## Work to do
Write out all of the records precisely. Skip anything that is a picture.

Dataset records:
※
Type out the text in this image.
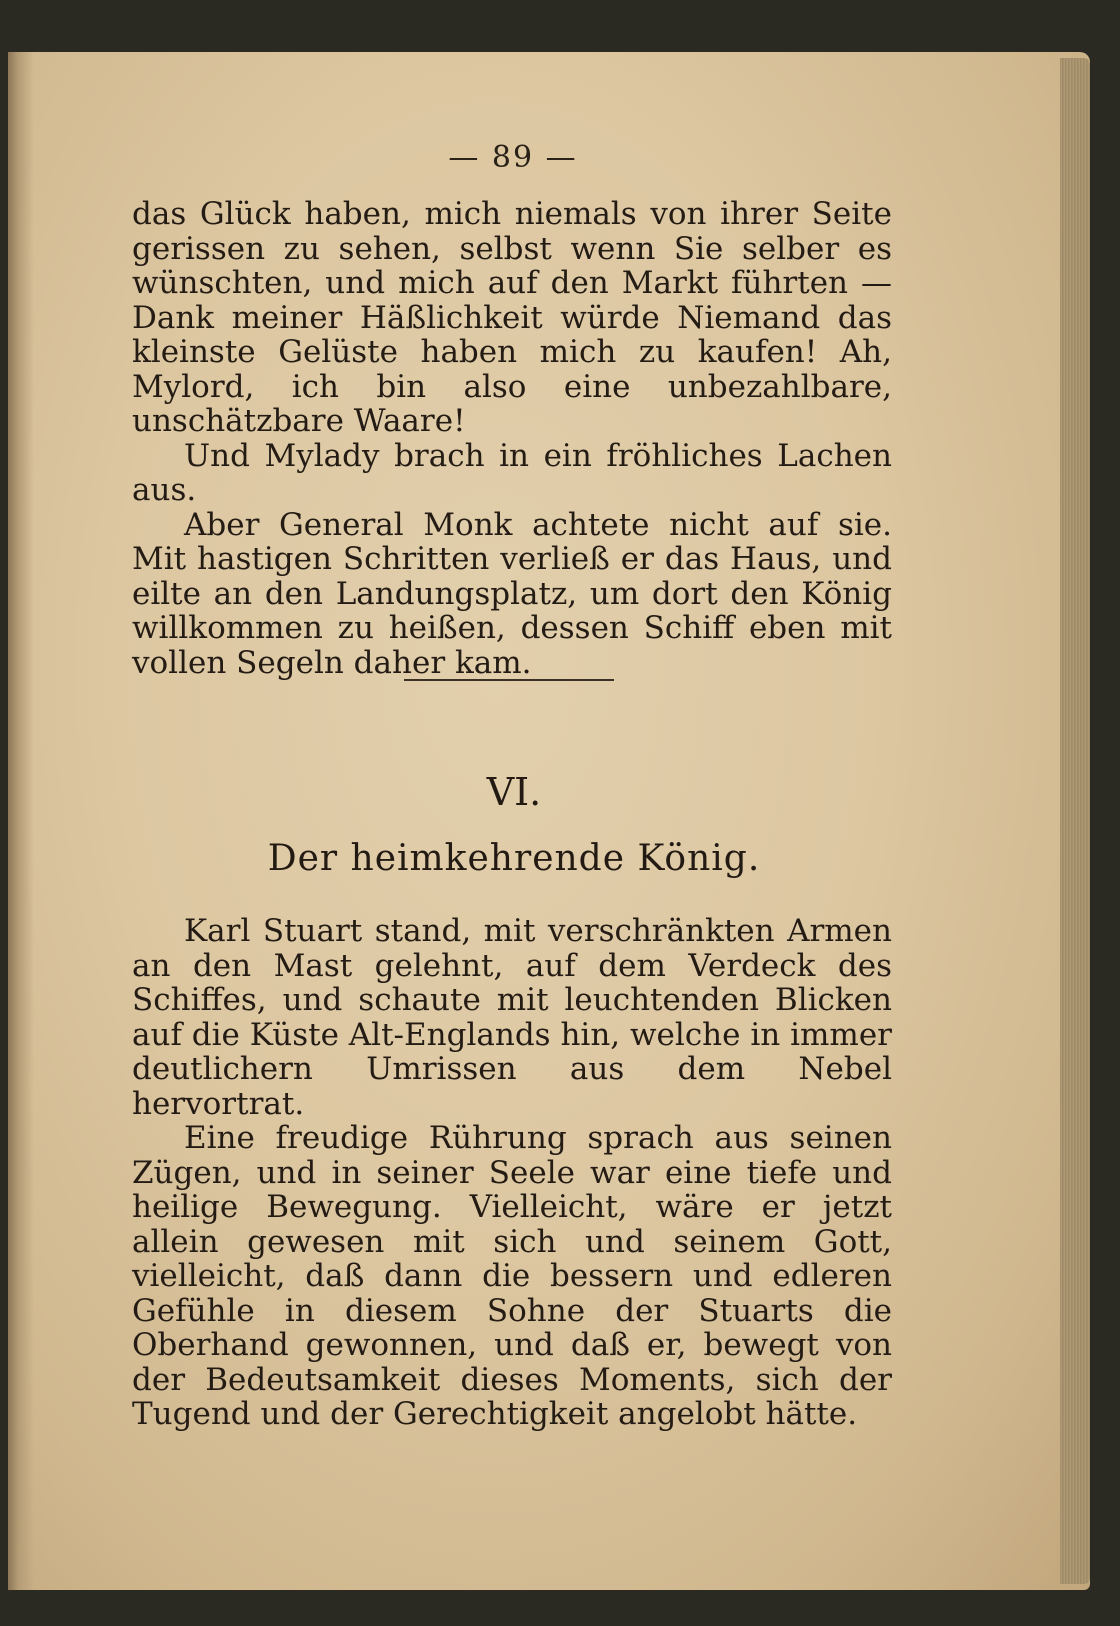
— 89 —

das Glück haben, mich niemals von ihrer Seite gerissen zu sehen, selbst wenn Sie selber es wünschten, und mich auf den Markt führten — Dank meiner Häßlichkeit würde Niemand das kleinste Gelüste haben mich zu kaufen! Ah, Mylord, ich bin also eine unbezahlbare, unschätzbare Waare!

Und Mylady brach in ein fröhliches Lachen aus.

Aber General Monk achtete nicht auf sie. Mit hastigen Schritten verließ er das Haus, und eilte an den Landungsplatz, um dort den König willkommen zu heißen, dessen Schiff eben mit vollen Segeln daher kam.

VI.
Der heimkehrende König.

Karl Stuart stand, mit verschränkten Armen an den Mast gelehnt, auf dem Verdeck des Schiffes, und schaute mit leuchtenden Blicken auf die Küste Alt-Englands hin, welche in immer deutlichern Umrissen aus dem Nebel hervortrat.

Eine freudige Rührung sprach aus seinen Zügen, und in seiner Seele war eine tiefe und heilige Bewegung. Vielleicht, wäre er jetzt allein gewesen mit sich und seinem Gott, vielleicht, daß dann die bessern und edleren Gefühle in diesem Sohne der Stuarts die Oberhand gewonnen, und daß er, bewegt von der Bedeutsamkeit dieses Moments, sich der Tugend und der Gerechtigkeit angelobt hätte.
※
## Expected answer
Type out the text in this image.
— 89 —

das Glück haben, mich niemals von ihrer Seite gerissen zu sehen, selbst wenn Sie selber es wünschten, und mich auf den Markt führten — Dank meiner Häßlichkeit würde Niemand das kleinste Gelüste haben mich zu kaufen! Ah, Mylord, ich bin also eine unbezahlbare, unschätzbare Waare!

Und Mylady brach in ein fröhliches Lachen aus.

Aber General Monk achtete nicht auf sie. Mit hastigen Schritten verließ er das Haus, und eilte an den Landungsplatz, um dort den König willkommen zu heißen, dessen Schiff eben mit vollen Segeln daher kam.

VI.
Der heimkehrende König.

Karl Stuart stand, mit verschränkten Armen an den Mast gelehnt, auf dem Verdeck des Schiffes, und schaute mit leuchtenden Blicken auf die Küste Alt-Englands hin, welche in immer deutlichern Umrissen aus dem Nebel hervortrat.

Eine freudige Rührung sprach aus seinen Zügen, und in seiner Seele war eine tiefe und heilige Bewegung. Vielleicht, wäre er jetzt allein gewesen mit sich und seinem Gott, vielleicht, daß dann die bessern und edleren Gefühle in diesem Sohne der Stuarts die Oberhand gewonnen, und daß er, bewegt von der Bedeutsamkeit dieses Moments, sich der Tugend und der Gerechtigkeit angelobt hätte.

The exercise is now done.